▸ Task requirements
Output every entry exactly, from the first line to the last.

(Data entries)
* START *

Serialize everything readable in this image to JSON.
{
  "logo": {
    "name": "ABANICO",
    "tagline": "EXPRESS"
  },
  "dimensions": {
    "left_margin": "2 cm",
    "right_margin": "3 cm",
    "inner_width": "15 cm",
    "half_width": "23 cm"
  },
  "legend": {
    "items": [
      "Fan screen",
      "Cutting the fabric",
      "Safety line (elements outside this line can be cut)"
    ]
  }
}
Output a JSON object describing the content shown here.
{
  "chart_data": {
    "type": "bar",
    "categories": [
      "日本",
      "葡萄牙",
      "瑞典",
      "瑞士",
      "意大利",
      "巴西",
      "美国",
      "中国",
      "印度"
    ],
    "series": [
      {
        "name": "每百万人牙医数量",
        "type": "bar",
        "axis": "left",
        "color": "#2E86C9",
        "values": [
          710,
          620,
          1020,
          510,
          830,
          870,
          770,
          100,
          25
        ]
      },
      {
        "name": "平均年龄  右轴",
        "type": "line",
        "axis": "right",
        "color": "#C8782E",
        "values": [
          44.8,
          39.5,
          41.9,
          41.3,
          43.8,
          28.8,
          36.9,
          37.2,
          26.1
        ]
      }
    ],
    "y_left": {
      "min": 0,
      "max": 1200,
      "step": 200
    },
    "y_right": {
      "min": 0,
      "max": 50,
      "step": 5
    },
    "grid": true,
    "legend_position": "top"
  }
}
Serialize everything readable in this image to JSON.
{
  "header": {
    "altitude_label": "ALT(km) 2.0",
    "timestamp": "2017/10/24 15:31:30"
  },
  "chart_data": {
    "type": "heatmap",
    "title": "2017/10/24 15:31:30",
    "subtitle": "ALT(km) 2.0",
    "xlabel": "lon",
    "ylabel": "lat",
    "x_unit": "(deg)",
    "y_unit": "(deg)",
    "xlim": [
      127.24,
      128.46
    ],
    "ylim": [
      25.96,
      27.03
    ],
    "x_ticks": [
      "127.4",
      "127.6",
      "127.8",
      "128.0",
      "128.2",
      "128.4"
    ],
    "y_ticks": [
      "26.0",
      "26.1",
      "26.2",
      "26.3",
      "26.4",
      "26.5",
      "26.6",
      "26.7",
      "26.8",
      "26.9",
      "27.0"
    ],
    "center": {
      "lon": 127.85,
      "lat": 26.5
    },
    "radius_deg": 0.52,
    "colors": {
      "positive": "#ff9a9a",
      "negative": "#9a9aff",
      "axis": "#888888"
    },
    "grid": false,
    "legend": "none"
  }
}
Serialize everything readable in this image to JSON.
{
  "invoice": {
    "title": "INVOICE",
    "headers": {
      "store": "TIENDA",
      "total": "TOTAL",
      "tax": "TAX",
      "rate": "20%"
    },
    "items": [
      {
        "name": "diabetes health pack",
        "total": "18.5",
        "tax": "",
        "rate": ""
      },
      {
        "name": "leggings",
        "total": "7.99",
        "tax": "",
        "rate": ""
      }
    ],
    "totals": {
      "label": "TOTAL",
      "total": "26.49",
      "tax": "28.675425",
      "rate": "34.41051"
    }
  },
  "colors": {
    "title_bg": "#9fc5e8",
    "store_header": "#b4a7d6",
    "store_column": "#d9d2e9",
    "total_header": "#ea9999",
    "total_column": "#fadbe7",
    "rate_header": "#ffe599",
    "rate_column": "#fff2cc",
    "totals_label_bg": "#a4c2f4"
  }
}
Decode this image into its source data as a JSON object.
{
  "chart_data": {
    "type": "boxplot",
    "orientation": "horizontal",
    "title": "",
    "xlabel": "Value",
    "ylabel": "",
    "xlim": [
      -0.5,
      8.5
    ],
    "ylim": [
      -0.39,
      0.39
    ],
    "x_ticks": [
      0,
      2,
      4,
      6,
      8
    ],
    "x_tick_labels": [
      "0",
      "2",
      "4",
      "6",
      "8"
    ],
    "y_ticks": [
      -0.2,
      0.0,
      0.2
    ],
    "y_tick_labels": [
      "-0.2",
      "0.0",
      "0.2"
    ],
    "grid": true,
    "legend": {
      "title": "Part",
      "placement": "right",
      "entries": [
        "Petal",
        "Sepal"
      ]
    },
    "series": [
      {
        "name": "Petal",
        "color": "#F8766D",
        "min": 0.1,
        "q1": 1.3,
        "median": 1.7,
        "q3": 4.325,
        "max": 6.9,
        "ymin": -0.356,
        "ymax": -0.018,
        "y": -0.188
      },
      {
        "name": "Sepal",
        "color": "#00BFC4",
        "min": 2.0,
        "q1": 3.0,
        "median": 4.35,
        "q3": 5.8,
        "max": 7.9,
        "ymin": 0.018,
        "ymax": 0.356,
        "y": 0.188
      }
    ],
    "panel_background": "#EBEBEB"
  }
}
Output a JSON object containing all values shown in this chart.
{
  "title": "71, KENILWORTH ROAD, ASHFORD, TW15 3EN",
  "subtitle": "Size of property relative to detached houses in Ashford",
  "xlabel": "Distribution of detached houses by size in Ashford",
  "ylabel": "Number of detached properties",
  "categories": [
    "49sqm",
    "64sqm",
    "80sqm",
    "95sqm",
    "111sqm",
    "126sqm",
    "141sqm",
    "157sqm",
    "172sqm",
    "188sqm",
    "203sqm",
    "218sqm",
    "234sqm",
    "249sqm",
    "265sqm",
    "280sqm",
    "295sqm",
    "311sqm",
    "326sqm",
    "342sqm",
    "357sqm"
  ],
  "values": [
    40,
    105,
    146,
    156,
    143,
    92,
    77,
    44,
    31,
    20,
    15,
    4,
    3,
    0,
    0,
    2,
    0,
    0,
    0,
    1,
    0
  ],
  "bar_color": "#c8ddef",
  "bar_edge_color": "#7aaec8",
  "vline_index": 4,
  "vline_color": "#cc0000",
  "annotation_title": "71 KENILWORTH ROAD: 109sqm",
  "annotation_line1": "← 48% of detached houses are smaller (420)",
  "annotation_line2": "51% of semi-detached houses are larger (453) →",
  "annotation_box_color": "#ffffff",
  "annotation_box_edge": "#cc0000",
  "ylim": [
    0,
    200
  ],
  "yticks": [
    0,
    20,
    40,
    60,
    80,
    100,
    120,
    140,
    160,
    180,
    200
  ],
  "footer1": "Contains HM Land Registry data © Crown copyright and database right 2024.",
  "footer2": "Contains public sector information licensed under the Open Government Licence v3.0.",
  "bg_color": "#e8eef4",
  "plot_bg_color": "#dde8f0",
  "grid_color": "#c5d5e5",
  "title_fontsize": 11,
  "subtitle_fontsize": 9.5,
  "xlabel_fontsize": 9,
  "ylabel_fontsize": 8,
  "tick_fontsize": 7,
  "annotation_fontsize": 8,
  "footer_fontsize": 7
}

* END *

▸ Answer to this problem
Serialize everything readable in this image to JSON.
{
  "logo": {
    "name": "ABANICO",
    "tagline": "EXPRESS"
  },
  "dimensions": {
    "left_margin": "2 cm",
    "right_margin": "3 cm",
    "inner_width": "15 cm",
    "half_width": "23 cm"
  },
  "legend": {
    "items": [
      "Fan screen",
      "Cutting the fabric",
      "Safety line (elements outside this line can be cut)"
    ]
  }
}
Output a JSON object describing the content shown here.
{
  "chart_data": {
    "type": "bar",
    "categories": [
      "日本",
      "葡萄牙",
      "瑞典",
      "瑞士",
      "意大利",
      "巴西",
      "美国",
      "中国",
      "印度"
    ],
    "series": [
      {
        "name": "每百万人牙医数量",
        "type": "bar",
        "axis": "left",
        "color": "#2E86C9",
        "values": [
          710,
          620,
          1020,
          510,
          830,
          870,
          770,
          100,
          25
        ]
      },
      {
        "name": "平均年龄  右轴",
        "type": "line",
        "axis": "right",
        "color": "#C8782E",
        "values": [
          44.8,
          39.5,
          41.9,
          41.3,
          43.8,
          28.8,
          36.9,
          37.2,
          26.1
        ]
      }
    ],
    "y_left": {
      "min": 0,
      "max": 1200,
      "step": 200
    },
    "y_right": {
      "min": 0,
      "max": 50,
      "step": 5
    },
    "grid": true,
    "legend_position": "top"
  }
}
Serialize everything readable in this image to JSON.
{
  "header": {
    "altitude_label": "ALT(km) 2.0",
    "timestamp": "2017/10/24 15:31:30"
  },
  "chart_data": {
    "type": "heatmap",
    "title": "2017/10/24 15:31:30",
    "subtitle": "ALT(km) 2.0",
    "xlabel": "lon",
    "ylabel": "lat",
    "x_unit": "(deg)",
    "y_unit": "(deg)",
    "xlim": [
      127.24,
      128.46
    ],
    "ylim": [
      25.96,
      27.03
    ],
    "x_ticks": [
      "127.4",
      "127.6",
      "127.8",
      "128.0",
      "128.2",
      "128.4"
    ],
    "y_ticks": [
      "26.0",
      "26.1",
      "26.2",
      "26.3",
      "26.4",
      "26.5",
      "26.6",
      "26.7",
      "26.8",
      "26.9",
      "27.0"
    ],
    "center": {
      "lon": 127.85,
      "lat": 26.5
    },
    "radius_deg": 0.52,
    "colors": {
      "positive": "#ff9a9a",
      "negative": "#9a9aff",
      "axis": "#888888"
    },
    "grid": false,
    "legend": "none"
  }
}
Serialize everything readable in this image to JSON.
{
  "invoice": {
    "title": "INVOICE",
    "headers": {
      "store": "TIENDA",
      "total": "TOTAL",
      "tax": "TAX",
      "rate": "20%"
    },
    "items": [
      {
        "name": "diabetes health pack",
        "total": "18.5",
        "tax": "",
        "rate": ""
      },
      {
        "name": "leggings",
        "total": "7.99",
        "tax": "",
        "rate": ""
      }
    ],
    "totals": {
      "label": "TOTAL",
      "total": "26.49",
      "tax": "28.675425",
      "rate": "34.41051"
    }
  },
  "colors": {
    "title_bg": "#9fc5e8",
    "store_header": "#b4a7d6",
    "store_column": "#d9d2e9",
    "total_header": "#ea9999",
    "total_column": "#fadbe7",
    "rate_header": "#ffe599",
    "rate_column": "#fff2cc",
    "totals_label_bg": "#a4c2f4"
  }
}
Decode this image into its source data as a JSON object.
{
  "chart_data": {
    "type": "boxplot",
    "orientation": "horizontal",
    "title": "",
    "xlabel": "Value",
    "ylabel": "",
    "xlim": [
      -0.5,
      8.5
    ],
    "ylim": [
      -0.39,
      0.39
    ],
    "x_ticks": [
      0,
      2,
      4,
      6,
      8
    ],
    "x_tick_labels": [
      "0",
      "2",
      "4",
      "6",
      "8"
    ],
    "y_ticks": [
      -0.2,
      0.0,
      0.2
    ],
    "y_tick_labels": [
      "-0.2",
      "0.0",
      "0.2"
    ],
    "grid": true,
    "legend": {
      "title": "Part",
      "placement": "right",
      "entries": [
        "Petal",
        "Sepal"
      ]
    },
    "series": [
      {
        "name": "Petal",
        "color": "#F8766D",
        "min": 0.1,
        "q1": 1.3,
        "median": 1.7,
        "q3": 4.325,
        "max": 6.9,
        "ymin": -0.356,
        "ymax": -0.018,
        "y": -0.188
      },
      {
        "name": "Sepal",
        "color": "#00BFC4",
        "min": 2.0,
        "q1": 3.0,
        "median": 4.35,
        "q3": 5.8,
        "max": 7.9,
        "ymin": 0.018,
        "ymax": 0.356,
        "y": 0.188
      }
    ],
    "panel_background": "#EBEBEB"
  }
}
Output a JSON object containing all values shown in this chart.
{
  "title": "71, KENILWORTH ROAD, ASHFORD, TW15 3EN",
  "subtitle": "Size of property relative to detached houses in Ashford",
  "xlabel": "Distribution of detached houses by size in Ashford",
  "ylabel": "Number of detached properties",
  "categories": [
    "49sqm",
    "64sqm",
    "80sqm",
    "95sqm",
    "111sqm",
    "126sqm",
    "141sqm",
    "157sqm",
    "172sqm",
    "188sqm",
    "203sqm",
    "218sqm",
    "234sqm",
    "249sqm",
    "265sqm",
    "280sqm",
    "295sqm",
    "311sqm",
    "326sqm",
    "342sqm",
    "357sqm"
  ],
  "values": [
    40,
    105,
    146,
    156,
    143,
    92,
    77,
    44,
    31,
    20,
    15,
    4,
    3,
    0,
    0,
    2,
    0,
    0,
    0,
    1,
    0
  ],
  "bar_color": "#c8ddef",
  "bar_edge_color": "#7aaec8",
  "vline_index": 4,
  "vline_color": "#cc0000",
  "annotation_title": "71 KENILWORTH ROAD: 109sqm",
  "annotation_line1": "← 48% of detached houses are smaller (420)",
  "annotation_line2": "51% of semi-detached houses are larger (453) →",
  "annotation_box_color": "#ffffff",
  "annotation_box_edge": "#cc0000",
  "ylim": [
    0,
    200
  ],
  "yticks": [
    0,
    20,
    40,
    60,
    80,
    100,
    120,
    140,
    160,
    180,
    200
  ],
  "footer1": "Contains HM Land Registry data © Crown copyright and database right 2024.",
  "footer2": "Contains public sector information licensed under the Open Government Licence v3.0.",
  "bg_color": "#e8eef4",
  "plot_bg_color": "#dde8f0",
  "grid_color": "#c5d5e5",
  "title_fontsize": 11,
  "subtitle_fontsize": 9.5,
  "xlabel_fontsize": 9,
  "ylabel_fontsize": 8,
  "tick_fontsize": 7,
  "annotation_fontsize": 8,
  "footer_fontsize": 7
}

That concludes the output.